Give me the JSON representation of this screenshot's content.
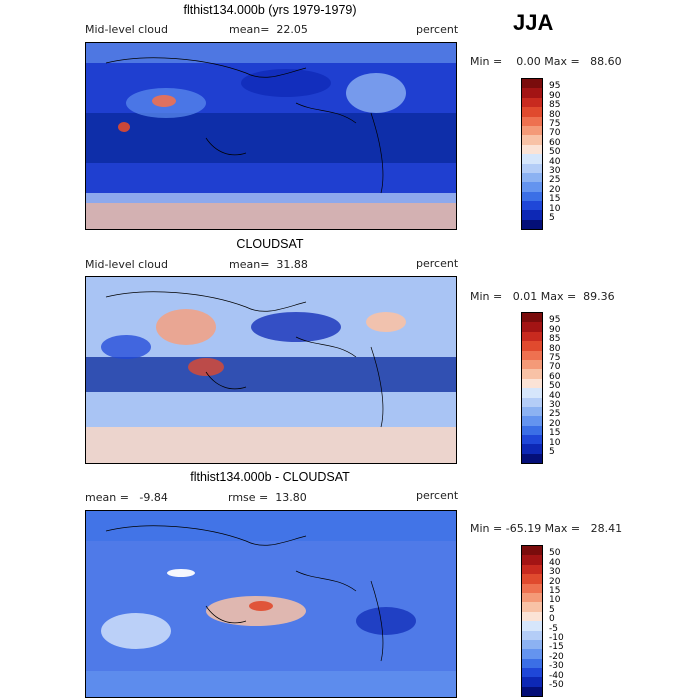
{
  "season": "JJA",
  "panels": [
    {
      "title": "flthist134.000b (yrs 1979-1979)",
      "left_label": "Mid-level cloud",
      "center_label": "mean=  22.05",
      "right_label": "percent",
      "minmax": "Min =    0.00 Max =   88.60",
      "colorbar": {
        "levels": [
          "95",
          "90",
          "85",
          "80",
          "75",
          "70",
          "60",
          "50",
          "40",
          "30",
          "25",
          "20",
          "15",
          "10",
          "5"
        ],
        "colors": [
          "#7a0c0c",
          "#a31414",
          "#c82a1f",
          "#e04a2e",
          "#ee7150",
          "#f49a78",
          "#f8c2a6",
          "#fbe3d6",
          "#d6e6fb",
          "#b4cdf7",
          "#8cb2f2",
          "#6494ef",
          "#3b6fe6",
          "#1f47d8",
          "#0d28b5",
          "#040f78"
        ]
      },
      "fill": "#1f3fd0"
    },
    {
      "title": "CLOUDSAT",
      "left_label": "Mid-level cloud",
      "center_label": "mean=  31.88",
      "right_label": "percent",
      "minmax": "Min =   0.01 Max =  89.36",
      "colorbar": {
        "levels": [
          "95",
          "90",
          "85",
          "80",
          "75",
          "70",
          "60",
          "50",
          "40",
          "30",
          "25",
          "20",
          "15",
          "10",
          "5"
        ],
        "colors": [
          "#7a0c0c",
          "#a31414",
          "#c82a1f",
          "#e04a2e",
          "#ee7150",
          "#f49a78",
          "#f8c2a6",
          "#fbe3d6",
          "#d6e6fb",
          "#b4cdf7",
          "#8cb2f2",
          "#6494ef",
          "#3b6fe6",
          "#1f47d8",
          "#0d28b5",
          "#040f78"
        ]
      },
      "fill": "#a9c4f4"
    },
    {
      "title": "flthist134.000b - CLOUDSAT",
      "left_label": "mean =   -9.84",
      "center_label": "rmse =  13.80",
      "right_label": "percent",
      "minmax": "Min = -65.19 Max =   28.41",
      "colorbar": {
        "levels": [
          "50",
          "40",
          "30",
          "20",
          "15",
          "10",
          "5",
          "0",
          "-5",
          "-10",
          "-15",
          "-20",
          "-30",
          "-40",
          "-50"
        ],
        "colors": [
          "#7a0c0c",
          "#a31414",
          "#c82a1f",
          "#e04a2e",
          "#ee7150",
          "#f49a78",
          "#f8c2a6",
          "#fbe3d6",
          "#d6e6fb",
          "#b4cdf7",
          "#8cb2f2",
          "#6494ef",
          "#3b6fe6",
          "#1f47d8",
          "#0d28b5",
          "#040f78"
        ]
      },
      "fill": "#4f7ae8"
    }
  ]
}
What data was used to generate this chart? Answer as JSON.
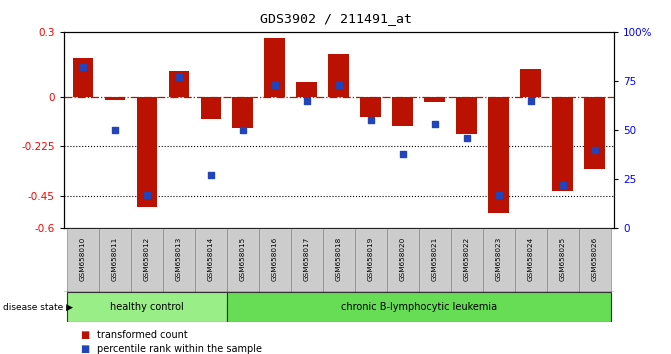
{
  "title": "GDS3902 / 211491_at",
  "samples": [
    "GSM658010",
    "GSM658011",
    "GSM658012",
    "GSM658013",
    "GSM658014",
    "GSM658015",
    "GSM658016",
    "GSM658017",
    "GSM658018",
    "GSM658019",
    "GSM658020",
    "GSM658021",
    "GSM658022",
    "GSM658023",
    "GSM658024",
    "GSM658025",
    "GSM658026"
  ],
  "bar_values": [
    0.18,
    -0.01,
    -0.5,
    0.12,
    -0.1,
    -0.14,
    0.27,
    0.07,
    0.2,
    -0.09,
    -0.13,
    -0.02,
    -0.17,
    -0.53,
    0.13,
    -0.43,
    -0.33
  ],
  "percentile_values": [
    82,
    50,
    17,
    77,
    27,
    50,
    73,
    65,
    73,
    55,
    38,
    53,
    46,
    17,
    65,
    22,
    40
  ],
  "ylim_left": [
    -0.6,
    0.3
  ],
  "ylim_right": [
    0,
    100
  ],
  "left_yticks": [
    -0.6,
    -0.45,
    -0.225,
    0.0,
    0.3
  ],
  "right_yticks": [
    0,
    25,
    50,
    75,
    100
  ],
  "hline_y": 0.0,
  "dotted_lines": [
    -0.225,
    -0.45
  ],
  "bar_color": "#bb1100",
  "blue_color": "#2244bb",
  "healthy_count": 5,
  "leukemia_count": 12,
  "healthy_label": "healthy control",
  "leukemia_label": "chronic B-lymphocytic leukemia",
  "disease_label": "disease state",
  "legend_bar": "transformed count",
  "legend_point": "percentile rank within the sample",
  "healthy_color": "#99ee88",
  "leukemia_color": "#66dd55",
  "label_box_color": "#cccccc",
  "label_box_edge": "#888888",
  "right_label_100": "100%",
  "right_label_75": "75",
  "right_label_50": "50",
  "right_label_25": "25",
  "right_label_0": "0"
}
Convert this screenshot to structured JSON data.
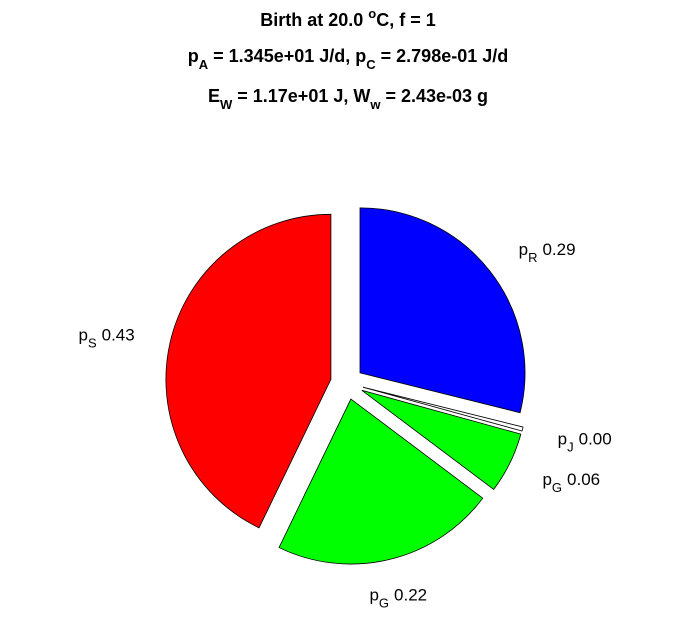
{
  "chart_data": {
    "type": "pie",
    "title": [
      [
        {
          "text": "Birth at 20.0 "
        },
        {
          "text": "o",
          "shift": "sup"
        },
        {
          "text": "C, f = 1"
        }
      ],
      [
        {
          "text": "p"
        },
        {
          "text": "A",
          "shift": "sub"
        },
        {
          "text": " = 1.345e+01 J/d, p"
        },
        {
          "text": "C",
          "shift": "sub"
        },
        {
          "text": " = 2.798e-01 J/d"
        }
      ],
      [
        {
          "text": "E"
        },
        {
          "text": "W",
          "shift": "sub"
        },
        {
          "text": " = 1.17e+01 J, W"
        },
        {
          "text": "w",
          "shift": "sub"
        },
        {
          "text": " = 2.43e-03 g"
        }
      ]
    ],
    "labels": [
      {
        "name": "p",
        "sub": "R"
      },
      {
        "name": "p",
        "sub": "J"
      },
      {
        "name": "p",
        "sub": "G"
      },
      {
        "name": "p",
        "sub": "G"
      },
      {
        "name": "p",
        "sub": "S"
      }
    ],
    "values": [
      0.29,
      0.004,
      0.06,
      0.22,
      0.43
    ],
    "value_labels": [
      "0.29",
      "0.00",
      "0.06",
      "0.22",
      "0.43"
    ],
    "colors": [
      "#0000ff",
      "#ffffff",
      "#00ff00",
      "#00ff00",
      "#ff0000"
    ],
    "explode": true,
    "direction": "clockwise"
  }
}
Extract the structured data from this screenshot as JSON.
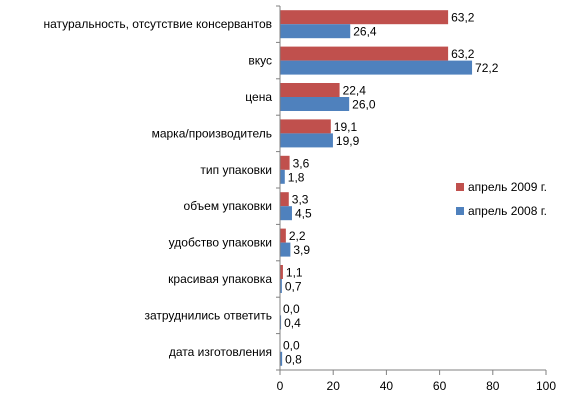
{
  "chart_data": {
    "type": "bar",
    "orientation": "horizontal",
    "categories": [
      "натуральность, отсутствие консервантов",
      "вкус",
      "цена",
      "марка/производитель",
      "тип упаковки",
      "объем упаковки",
      "удобство упаковки",
      "красивая упаковка",
      "затруднились ответить",
      "дата изготовления"
    ],
    "series": [
      {
        "name": "апрель 2009 г.",
        "color": "#c0504d",
        "values": [
          63.2,
          63.2,
          22.4,
          19.1,
          3.6,
          3.3,
          2.2,
          1.1,
          0.0,
          0.0
        ],
        "labels": [
          "63,2",
          "63,2",
          "22,4",
          "19,1",
          "3,6",
          "3,3",
          "2,2",
          "1,1",
          "0,0",
          "0,0"
        ]
      },
      {
        "name": "апрель 2008 г.",
        "color": "#4f81bd",
        "values": [
          26.4,
          72.2,
          26.0,
          19.9,
          1.8,
          4.5,
          3.9,
          0.7,
          0.4,
          0.8
        ],
        "labels": [
          "26,4",
          "72,2",
          "26,0",
          "19,9",
          "1,8",
          "4,5",
          "3,9",
          "0,7",
          "0,4",
          "0,8"
        ]
      }
    ],
    "xlim": [
      0,
      100
    ],
    "xticks": [
      "0",
      "20",
      "40",
      "60",
      "80",
      "100"
    ],
    "grid": false,
    "legend": "right"
  }
}
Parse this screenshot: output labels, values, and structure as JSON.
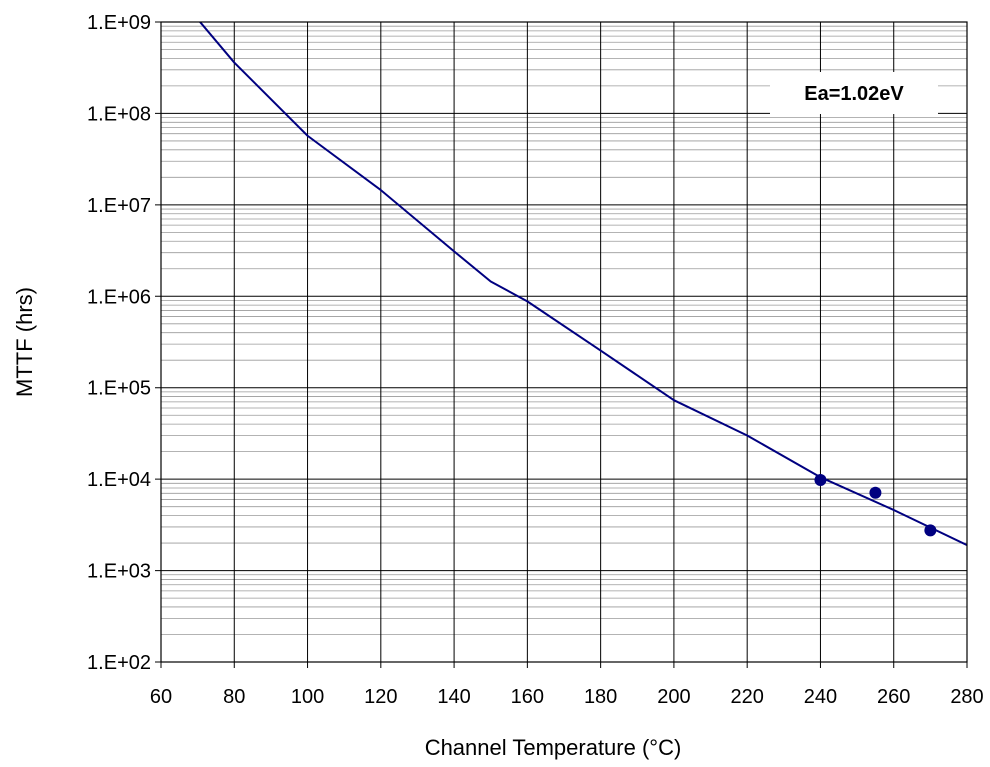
{
  "chart_data": {
    "type": "line",
    "title": "",
    "xlabel": "Channel Temperature (°C)",
    "ylabel": "MTTF (hrs)",
    "xlim": [
      60,
      280
    ],
    "ylim": [
      100,
      1000000000
    ],
    "y_scale": "log",
    "grid": true,
    "x_ticks": [
      "60",
      "80",
      "100",
      "120",
      "140",
      "160",
      "180",
      "200",
      "220",
      "240",
      "260",
      "280"
    ],
    "y_ticks": [
      "1.E+02",
      "1.E+03",
      "1.E+04",
      "1.E+05",
      "1.E+06",
      "1.E+07",
      "1.E+08",
      "1.E+09"
    ],
    "series": [
      {
        "style": "line",
        "color": "#000080",
        "x": [
          69,
          80,
          100,
          120,
          140,
          150,
          160,
          180,
          200,
          220,
          240,
          260,
          280
        ],
        "y": [
          1200000000,
          360000000,
          57000000,
          14500000,
          3100000,
          1450000,
          880000,
          255000,
          73000,
          30000,
          10500,
          4600,
          1900
        ]
      },
      {
        "style": "markers",
        "color": "#000080",
        "x": [
          240,
          255,
          270
        ],
        "y": [
          9800,
          7100,
          2750
        ]
      }
    ],
    "annotations": [
      {
        "text": "Ea=1.02eV",
        "position": "top-right"
      }
    ]
  }
}
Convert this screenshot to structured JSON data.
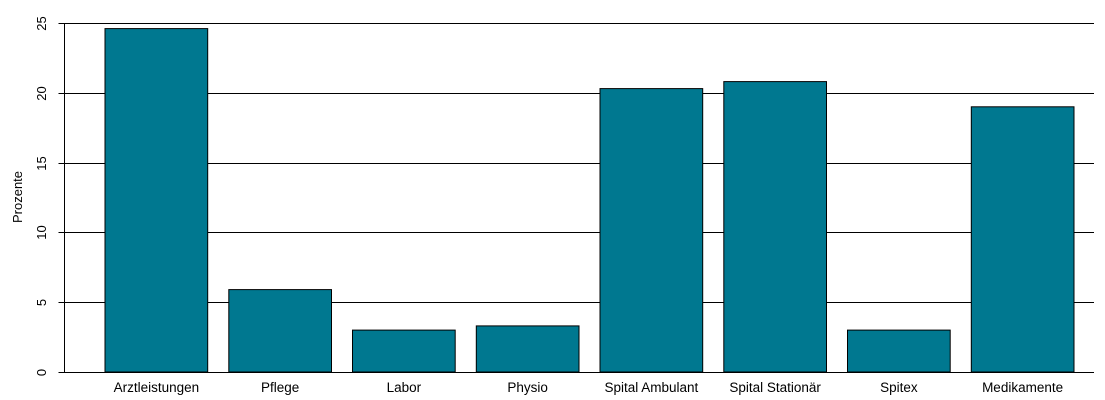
{
  "chart_data": {
    "type": "bar",
    "title": "",
    "xlabel": "",
    "ylabel": "Prozente",
    "ylim": [
      0,
      25
    ],
    "yticks": [
      0,
      5,
      10,
      15,
      20,
      25
    ],
    "ytick_labels": [
      "0",
      "5",
      "10",
      "15",
      "20",
      "25"
    ],
    "grid": "horizontal",
    "categories": [
      "Arztleistungen",
      "Pflege",
      "Labor",
      "Physio",
      "Spital Ambulant",
      "Spital Stationär",
      "Spitex",
      "Medikamente"
    ],
    "values": [
      24.6,
      5.9,
      3.0,
      3.3,
      20.3,
      20.8,
      3.0,
      19.0
    ],
    "bar_color": "#007890",
    "bar_edge_color": "#000000",
    "grid_color": "#000000"
  }
}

- - - - - - -

* What the exercise asks *
Lines that hold the word "fill" are the ones to return, every one of them.

* Response *
      "fill": "#1f3fd0"
      "fill": "#a9c4f4"
      "fill": "#4f7ae8"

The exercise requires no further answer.